_PROBLEM DESCRIPTION_
Put the lines of the records below into a JSON list of strings, one string per line, leaving out any blank lines. Begin at the line that has "where is each" and stop after the line that has "pro-tip-post: to comment [266, 576, 320, 588]".

_SOURCE RECORDS_
## Begin

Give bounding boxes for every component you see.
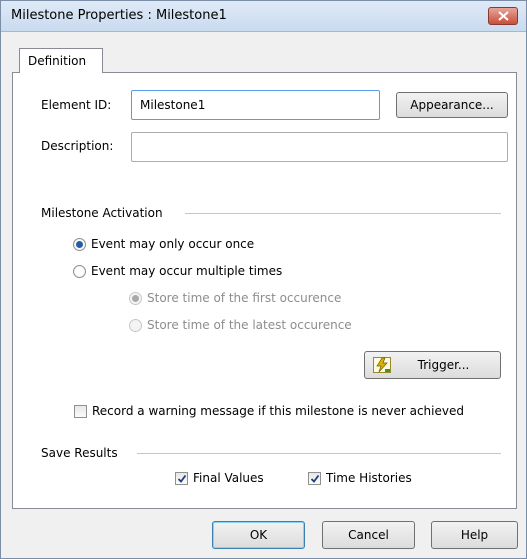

## End
## Begin

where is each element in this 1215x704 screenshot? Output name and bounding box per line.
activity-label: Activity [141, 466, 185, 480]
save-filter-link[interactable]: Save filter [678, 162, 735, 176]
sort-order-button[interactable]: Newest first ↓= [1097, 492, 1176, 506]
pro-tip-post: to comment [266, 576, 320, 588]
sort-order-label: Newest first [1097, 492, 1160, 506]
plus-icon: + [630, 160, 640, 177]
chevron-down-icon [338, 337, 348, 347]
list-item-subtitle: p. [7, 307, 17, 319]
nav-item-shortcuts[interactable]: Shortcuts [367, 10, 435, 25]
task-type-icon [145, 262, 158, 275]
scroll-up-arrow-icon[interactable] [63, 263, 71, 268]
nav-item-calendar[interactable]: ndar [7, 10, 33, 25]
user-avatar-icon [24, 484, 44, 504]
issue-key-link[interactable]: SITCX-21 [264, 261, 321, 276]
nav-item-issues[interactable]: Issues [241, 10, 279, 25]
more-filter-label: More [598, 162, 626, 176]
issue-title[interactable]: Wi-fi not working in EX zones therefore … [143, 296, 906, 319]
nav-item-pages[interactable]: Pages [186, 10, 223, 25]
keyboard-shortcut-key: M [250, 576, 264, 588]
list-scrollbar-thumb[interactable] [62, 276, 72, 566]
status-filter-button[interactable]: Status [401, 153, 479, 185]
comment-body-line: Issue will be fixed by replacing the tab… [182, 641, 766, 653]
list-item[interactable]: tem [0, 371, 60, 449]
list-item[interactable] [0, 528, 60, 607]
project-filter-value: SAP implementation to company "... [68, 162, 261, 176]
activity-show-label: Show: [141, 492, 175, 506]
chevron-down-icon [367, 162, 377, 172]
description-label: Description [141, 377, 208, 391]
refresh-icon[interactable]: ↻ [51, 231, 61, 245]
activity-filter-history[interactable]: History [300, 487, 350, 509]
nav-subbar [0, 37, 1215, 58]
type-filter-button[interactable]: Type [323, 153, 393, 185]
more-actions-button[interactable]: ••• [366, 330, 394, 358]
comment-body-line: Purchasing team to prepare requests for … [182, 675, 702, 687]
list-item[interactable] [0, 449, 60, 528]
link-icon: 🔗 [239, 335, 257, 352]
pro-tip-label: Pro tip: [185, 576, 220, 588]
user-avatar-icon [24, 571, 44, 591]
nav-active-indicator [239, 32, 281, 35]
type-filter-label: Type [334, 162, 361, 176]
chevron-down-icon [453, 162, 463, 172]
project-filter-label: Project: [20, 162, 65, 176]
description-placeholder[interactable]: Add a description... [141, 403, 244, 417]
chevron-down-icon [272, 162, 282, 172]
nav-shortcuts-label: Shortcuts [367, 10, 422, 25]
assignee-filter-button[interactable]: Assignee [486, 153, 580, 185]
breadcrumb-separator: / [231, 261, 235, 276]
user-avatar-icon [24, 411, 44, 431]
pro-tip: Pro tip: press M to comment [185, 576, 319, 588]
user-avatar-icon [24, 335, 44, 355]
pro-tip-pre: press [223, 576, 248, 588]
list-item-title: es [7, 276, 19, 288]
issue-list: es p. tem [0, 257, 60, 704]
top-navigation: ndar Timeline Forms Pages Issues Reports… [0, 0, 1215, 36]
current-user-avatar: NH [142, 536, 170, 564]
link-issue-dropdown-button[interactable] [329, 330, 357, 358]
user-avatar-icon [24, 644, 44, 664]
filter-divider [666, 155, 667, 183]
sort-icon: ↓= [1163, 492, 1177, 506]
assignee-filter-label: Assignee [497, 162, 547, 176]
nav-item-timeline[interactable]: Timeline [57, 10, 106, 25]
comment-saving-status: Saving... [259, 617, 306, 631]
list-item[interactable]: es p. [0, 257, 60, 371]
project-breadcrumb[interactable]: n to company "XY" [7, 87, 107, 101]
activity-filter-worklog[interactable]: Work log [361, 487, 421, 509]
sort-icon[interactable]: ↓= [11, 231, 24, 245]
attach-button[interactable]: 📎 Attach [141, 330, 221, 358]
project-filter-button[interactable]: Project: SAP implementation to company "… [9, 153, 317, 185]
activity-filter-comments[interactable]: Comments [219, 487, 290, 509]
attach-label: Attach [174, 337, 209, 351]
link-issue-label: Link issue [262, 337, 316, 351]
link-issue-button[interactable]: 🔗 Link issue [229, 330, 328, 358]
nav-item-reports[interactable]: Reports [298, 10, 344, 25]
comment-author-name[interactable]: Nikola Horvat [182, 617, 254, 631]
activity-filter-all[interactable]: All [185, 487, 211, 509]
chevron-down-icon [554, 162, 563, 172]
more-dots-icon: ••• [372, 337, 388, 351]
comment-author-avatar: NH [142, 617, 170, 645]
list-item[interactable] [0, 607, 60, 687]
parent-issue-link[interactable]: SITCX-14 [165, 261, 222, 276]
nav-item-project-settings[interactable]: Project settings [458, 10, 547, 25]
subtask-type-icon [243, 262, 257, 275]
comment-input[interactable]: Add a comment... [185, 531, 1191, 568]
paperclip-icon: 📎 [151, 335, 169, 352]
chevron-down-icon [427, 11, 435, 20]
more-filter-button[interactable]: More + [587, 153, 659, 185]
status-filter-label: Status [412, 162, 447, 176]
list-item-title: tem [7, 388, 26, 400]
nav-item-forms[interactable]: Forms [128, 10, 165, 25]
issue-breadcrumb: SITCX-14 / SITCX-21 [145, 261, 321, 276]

## End

_RESPONSE BELOW_
[
  "where is each element in this 1215x704 screenshot? Output name and bounding box per line.",
  "activity-label: Activity [141, 466, 185, 480]",
  "save-filter-link[interactable]: Save filter [678, 162, 735, 176]",
  "sort-order-button[interactable]: Newest first ↓= [1097, 492, 1176, 506]",
  "pro-tip-post: to comment [266, 576, 320, 588]"
]